• _INSTRUCTIONS TO FOLLOW_: Among the lines below, how many carry the string "ffffff"? Reply with a number and nothing else.

• _PROVIDED ENTRIES_:
Begin
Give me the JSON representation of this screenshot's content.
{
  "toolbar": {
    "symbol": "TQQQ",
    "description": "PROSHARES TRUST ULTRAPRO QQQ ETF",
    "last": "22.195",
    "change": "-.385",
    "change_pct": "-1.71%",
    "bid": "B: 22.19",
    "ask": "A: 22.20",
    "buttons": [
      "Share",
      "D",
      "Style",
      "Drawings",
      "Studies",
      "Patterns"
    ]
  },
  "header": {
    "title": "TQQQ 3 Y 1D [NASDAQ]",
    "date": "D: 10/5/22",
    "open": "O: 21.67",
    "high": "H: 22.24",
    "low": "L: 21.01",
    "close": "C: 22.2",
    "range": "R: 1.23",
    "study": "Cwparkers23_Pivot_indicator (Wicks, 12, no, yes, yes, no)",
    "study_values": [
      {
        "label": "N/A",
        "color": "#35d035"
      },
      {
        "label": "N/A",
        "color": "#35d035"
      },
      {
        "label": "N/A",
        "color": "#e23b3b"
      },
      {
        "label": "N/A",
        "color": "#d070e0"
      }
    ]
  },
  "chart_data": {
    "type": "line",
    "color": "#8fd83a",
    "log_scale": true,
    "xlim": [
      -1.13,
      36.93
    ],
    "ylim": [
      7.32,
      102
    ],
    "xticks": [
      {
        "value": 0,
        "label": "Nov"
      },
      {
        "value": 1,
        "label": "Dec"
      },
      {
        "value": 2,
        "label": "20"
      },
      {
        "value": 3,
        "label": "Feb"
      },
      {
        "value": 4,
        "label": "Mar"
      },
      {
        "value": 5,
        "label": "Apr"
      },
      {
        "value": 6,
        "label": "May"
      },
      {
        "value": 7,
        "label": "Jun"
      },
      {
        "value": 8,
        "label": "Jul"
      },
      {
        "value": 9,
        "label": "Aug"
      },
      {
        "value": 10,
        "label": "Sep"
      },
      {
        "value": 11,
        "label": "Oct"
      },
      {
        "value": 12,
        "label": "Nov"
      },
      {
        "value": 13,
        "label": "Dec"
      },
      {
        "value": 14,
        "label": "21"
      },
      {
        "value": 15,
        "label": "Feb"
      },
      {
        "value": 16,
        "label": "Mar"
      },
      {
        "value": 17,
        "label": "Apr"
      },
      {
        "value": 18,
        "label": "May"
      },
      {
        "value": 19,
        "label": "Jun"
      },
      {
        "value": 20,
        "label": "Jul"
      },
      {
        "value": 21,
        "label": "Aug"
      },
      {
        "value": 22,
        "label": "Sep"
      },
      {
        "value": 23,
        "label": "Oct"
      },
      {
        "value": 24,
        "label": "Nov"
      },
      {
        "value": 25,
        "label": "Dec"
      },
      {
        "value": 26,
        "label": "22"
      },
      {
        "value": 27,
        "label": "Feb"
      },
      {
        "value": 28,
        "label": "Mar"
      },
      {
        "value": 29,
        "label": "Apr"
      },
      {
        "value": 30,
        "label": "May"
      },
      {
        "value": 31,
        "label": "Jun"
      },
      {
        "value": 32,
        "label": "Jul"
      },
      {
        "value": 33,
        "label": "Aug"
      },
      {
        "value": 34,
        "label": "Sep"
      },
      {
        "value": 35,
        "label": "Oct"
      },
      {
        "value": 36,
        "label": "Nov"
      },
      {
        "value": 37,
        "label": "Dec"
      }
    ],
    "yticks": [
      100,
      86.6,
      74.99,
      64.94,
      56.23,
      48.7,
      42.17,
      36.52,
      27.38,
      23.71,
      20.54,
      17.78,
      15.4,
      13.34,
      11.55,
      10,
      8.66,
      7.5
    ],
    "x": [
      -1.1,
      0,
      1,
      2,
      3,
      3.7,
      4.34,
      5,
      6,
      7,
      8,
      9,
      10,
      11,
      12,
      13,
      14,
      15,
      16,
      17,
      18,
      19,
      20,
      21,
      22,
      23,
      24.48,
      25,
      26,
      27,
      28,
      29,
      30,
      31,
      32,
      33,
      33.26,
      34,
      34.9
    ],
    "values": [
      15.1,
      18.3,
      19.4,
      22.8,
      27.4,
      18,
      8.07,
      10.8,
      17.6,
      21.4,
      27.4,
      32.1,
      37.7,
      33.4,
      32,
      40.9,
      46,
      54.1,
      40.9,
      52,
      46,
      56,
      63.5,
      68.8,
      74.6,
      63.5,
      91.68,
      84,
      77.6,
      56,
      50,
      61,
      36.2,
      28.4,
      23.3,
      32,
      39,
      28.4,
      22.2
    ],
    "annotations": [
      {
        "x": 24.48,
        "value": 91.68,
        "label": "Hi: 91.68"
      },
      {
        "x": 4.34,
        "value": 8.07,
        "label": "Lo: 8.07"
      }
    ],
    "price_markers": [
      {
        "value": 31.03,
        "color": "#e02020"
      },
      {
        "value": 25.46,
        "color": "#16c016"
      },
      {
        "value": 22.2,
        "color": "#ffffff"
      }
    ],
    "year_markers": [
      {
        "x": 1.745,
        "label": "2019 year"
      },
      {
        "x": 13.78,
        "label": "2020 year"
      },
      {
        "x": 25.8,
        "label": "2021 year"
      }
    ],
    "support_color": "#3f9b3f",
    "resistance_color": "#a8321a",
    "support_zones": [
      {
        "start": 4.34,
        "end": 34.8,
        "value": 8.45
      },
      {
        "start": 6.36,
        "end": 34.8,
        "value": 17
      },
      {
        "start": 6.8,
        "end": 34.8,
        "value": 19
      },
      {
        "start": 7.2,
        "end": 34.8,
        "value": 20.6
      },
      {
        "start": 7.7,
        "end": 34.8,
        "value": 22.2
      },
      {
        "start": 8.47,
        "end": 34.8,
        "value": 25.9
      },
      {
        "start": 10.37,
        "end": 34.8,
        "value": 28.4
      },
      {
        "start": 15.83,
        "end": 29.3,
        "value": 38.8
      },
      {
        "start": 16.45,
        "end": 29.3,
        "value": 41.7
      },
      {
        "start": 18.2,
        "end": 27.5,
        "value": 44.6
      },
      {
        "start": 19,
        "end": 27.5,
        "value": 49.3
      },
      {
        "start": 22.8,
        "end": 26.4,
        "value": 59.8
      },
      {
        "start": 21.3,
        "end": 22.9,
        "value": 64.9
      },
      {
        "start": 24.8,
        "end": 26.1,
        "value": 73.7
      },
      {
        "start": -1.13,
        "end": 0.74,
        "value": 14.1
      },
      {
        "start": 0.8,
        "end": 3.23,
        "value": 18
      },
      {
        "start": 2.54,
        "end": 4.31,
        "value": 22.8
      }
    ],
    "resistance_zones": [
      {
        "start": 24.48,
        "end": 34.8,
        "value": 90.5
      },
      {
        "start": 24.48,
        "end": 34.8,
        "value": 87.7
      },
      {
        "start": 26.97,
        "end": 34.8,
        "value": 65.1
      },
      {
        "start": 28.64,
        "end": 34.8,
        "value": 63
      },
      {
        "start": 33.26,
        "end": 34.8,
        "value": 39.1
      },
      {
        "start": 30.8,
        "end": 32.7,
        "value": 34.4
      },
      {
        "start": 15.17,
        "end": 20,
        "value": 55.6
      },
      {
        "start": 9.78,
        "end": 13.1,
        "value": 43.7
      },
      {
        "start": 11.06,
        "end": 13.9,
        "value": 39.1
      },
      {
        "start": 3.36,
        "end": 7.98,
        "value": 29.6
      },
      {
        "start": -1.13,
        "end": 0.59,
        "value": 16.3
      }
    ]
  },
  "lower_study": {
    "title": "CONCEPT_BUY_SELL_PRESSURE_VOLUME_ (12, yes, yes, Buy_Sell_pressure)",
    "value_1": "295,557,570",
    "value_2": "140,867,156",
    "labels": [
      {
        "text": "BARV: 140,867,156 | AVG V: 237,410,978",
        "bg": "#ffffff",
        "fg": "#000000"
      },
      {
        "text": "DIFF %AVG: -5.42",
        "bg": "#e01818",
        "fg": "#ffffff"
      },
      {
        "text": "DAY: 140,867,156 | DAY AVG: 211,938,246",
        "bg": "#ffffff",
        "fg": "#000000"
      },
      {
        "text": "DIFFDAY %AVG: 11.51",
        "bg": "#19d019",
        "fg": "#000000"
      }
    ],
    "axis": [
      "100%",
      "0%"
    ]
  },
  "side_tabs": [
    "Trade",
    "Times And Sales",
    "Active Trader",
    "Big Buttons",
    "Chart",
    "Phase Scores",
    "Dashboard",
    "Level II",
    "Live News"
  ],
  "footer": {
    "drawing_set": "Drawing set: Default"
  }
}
End
• _RESULT OF THE EXERCISE_: 4